### YOUR GOAL
Can you reproduce word for word the lines starting at the first one and ending at the line that contains "bar-annotation-precio-al-productor: es el", including both of those?

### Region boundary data
________________
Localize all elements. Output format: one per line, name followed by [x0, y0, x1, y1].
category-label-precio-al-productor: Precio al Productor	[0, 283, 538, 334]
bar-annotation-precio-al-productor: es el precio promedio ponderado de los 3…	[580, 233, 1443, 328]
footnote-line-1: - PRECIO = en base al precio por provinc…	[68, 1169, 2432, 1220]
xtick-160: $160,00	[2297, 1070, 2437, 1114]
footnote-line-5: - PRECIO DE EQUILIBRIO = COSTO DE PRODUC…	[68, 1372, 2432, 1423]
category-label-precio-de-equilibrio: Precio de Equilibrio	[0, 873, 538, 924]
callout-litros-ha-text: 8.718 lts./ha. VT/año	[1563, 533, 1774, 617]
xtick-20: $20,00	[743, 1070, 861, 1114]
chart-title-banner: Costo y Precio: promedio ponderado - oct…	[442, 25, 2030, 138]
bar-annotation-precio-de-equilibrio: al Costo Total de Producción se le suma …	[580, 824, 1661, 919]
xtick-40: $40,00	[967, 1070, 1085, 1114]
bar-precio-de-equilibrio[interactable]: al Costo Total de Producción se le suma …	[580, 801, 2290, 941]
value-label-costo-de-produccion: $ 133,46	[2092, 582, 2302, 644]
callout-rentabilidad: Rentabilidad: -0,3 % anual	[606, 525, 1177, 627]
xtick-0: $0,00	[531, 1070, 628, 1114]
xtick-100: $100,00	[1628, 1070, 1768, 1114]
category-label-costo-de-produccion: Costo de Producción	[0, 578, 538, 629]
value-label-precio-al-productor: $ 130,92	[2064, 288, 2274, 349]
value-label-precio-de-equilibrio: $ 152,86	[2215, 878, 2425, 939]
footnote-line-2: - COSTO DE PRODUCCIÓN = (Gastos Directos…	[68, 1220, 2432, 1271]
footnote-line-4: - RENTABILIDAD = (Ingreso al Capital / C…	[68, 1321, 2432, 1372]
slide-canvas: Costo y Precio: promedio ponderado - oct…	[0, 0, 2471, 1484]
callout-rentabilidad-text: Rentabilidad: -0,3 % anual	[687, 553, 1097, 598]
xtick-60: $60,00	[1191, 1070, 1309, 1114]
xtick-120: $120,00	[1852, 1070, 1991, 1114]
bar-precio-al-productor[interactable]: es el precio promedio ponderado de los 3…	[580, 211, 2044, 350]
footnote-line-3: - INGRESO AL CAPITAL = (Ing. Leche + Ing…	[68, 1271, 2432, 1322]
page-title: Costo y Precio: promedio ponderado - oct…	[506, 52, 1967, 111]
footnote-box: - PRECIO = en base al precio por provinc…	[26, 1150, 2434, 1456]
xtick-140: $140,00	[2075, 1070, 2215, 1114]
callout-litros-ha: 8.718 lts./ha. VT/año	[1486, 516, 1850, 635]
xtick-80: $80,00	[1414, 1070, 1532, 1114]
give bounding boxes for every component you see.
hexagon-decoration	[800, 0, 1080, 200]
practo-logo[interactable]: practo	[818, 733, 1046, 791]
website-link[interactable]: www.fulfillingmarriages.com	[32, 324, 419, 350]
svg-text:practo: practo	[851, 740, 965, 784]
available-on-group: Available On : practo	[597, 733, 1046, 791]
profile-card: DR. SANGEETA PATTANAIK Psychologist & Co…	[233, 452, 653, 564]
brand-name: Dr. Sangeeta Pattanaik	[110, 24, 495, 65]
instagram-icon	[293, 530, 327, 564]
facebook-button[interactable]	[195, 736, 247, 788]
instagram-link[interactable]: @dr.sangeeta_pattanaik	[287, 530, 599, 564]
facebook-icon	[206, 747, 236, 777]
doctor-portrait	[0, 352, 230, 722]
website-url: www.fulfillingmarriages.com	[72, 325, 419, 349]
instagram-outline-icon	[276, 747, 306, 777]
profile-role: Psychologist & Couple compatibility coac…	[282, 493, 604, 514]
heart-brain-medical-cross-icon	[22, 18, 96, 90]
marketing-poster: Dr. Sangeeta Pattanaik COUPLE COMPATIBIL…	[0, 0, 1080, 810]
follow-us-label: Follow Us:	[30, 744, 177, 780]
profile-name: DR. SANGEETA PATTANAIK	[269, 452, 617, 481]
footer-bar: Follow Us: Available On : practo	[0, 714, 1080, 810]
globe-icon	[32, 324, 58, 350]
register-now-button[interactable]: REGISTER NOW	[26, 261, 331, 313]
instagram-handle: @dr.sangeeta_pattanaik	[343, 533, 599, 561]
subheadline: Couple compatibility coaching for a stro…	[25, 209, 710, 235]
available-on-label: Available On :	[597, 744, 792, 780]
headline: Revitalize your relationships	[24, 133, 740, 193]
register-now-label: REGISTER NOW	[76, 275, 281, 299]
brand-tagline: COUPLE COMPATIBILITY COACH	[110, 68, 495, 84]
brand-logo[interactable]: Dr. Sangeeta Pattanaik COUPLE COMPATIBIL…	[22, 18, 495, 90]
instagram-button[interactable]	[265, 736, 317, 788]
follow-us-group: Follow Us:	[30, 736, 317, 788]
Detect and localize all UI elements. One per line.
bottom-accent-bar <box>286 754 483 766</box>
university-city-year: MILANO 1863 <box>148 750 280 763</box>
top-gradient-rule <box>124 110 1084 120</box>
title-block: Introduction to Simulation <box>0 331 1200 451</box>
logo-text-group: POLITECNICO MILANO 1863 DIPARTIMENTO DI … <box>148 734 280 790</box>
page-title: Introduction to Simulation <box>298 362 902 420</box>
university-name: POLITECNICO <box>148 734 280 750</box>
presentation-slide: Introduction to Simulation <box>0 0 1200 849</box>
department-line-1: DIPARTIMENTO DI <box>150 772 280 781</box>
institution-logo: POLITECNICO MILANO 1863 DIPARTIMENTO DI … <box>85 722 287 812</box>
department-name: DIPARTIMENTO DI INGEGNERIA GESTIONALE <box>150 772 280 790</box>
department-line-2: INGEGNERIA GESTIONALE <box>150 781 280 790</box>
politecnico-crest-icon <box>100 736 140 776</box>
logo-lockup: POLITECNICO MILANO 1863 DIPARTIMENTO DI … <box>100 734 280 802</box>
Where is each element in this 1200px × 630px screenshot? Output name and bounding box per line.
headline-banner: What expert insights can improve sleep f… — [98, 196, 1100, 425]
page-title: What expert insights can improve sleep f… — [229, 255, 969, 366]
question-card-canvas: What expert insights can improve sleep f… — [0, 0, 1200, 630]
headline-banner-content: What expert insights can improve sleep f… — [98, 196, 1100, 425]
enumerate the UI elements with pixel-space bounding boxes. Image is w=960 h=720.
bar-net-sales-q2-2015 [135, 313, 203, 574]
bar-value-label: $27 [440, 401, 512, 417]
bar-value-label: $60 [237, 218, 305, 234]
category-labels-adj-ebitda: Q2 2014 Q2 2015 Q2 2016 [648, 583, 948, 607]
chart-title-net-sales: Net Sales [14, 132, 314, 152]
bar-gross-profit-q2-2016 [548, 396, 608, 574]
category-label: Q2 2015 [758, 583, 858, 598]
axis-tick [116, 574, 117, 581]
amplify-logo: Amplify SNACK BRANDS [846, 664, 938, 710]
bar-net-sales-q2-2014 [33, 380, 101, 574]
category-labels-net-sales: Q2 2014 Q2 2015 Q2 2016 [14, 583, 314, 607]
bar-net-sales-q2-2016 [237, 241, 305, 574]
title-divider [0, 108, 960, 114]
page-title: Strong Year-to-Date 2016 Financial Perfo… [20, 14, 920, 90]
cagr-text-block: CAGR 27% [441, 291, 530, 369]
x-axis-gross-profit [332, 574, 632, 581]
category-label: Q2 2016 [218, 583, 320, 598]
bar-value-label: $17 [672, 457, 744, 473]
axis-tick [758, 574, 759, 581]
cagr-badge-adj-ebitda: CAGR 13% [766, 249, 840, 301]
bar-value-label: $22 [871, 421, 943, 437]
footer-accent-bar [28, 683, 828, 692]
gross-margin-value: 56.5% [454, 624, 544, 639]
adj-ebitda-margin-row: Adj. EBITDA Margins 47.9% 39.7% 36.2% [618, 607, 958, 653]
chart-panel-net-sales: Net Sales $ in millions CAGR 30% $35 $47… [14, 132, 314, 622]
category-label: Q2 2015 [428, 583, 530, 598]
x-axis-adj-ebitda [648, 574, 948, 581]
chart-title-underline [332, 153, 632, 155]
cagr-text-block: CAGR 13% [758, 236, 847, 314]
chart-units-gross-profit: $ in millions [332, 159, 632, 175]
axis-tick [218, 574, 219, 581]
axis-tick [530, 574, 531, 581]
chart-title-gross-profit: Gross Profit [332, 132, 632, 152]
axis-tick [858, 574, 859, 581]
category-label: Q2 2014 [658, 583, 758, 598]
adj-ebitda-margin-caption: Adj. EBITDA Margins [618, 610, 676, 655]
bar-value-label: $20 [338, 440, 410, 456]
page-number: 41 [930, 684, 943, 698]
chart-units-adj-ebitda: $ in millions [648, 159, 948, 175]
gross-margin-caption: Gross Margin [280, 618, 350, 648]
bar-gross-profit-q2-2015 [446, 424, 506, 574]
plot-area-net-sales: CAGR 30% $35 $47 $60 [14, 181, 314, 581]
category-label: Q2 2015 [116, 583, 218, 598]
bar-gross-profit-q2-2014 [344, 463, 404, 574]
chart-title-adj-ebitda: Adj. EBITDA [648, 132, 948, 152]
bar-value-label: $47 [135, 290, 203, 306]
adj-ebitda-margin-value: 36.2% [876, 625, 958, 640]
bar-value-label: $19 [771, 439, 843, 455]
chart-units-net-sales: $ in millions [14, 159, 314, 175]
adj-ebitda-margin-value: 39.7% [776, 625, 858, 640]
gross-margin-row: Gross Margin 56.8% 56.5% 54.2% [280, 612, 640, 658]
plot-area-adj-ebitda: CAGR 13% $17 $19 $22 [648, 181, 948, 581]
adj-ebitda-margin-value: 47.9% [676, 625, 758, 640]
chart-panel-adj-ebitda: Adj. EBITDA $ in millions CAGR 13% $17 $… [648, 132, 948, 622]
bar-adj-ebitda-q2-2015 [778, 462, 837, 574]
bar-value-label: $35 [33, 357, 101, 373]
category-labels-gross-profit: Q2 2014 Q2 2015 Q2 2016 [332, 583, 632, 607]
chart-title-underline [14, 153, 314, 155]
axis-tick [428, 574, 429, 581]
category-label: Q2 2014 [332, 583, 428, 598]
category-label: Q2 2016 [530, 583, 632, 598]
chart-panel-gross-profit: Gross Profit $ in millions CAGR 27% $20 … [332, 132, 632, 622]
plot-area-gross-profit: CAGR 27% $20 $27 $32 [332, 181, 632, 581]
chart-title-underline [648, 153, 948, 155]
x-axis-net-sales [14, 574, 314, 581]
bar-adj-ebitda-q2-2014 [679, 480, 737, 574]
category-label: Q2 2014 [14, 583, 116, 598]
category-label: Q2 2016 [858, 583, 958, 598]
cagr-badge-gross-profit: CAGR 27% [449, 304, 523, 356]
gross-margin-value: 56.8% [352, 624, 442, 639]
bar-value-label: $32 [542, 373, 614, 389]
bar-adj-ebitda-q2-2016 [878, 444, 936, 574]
________________
### CORRECT ANSWER
Localize all elements. Output format: one per line, name followed by [x0, y0, x1, y1].
category-label-precio-al-productor: Precio al Productor	[0, 283, 538, 334]
bar-annotation-precio-al-productor: es el precio promedio ponderado de los 3…	[580, 233, 1443, 328]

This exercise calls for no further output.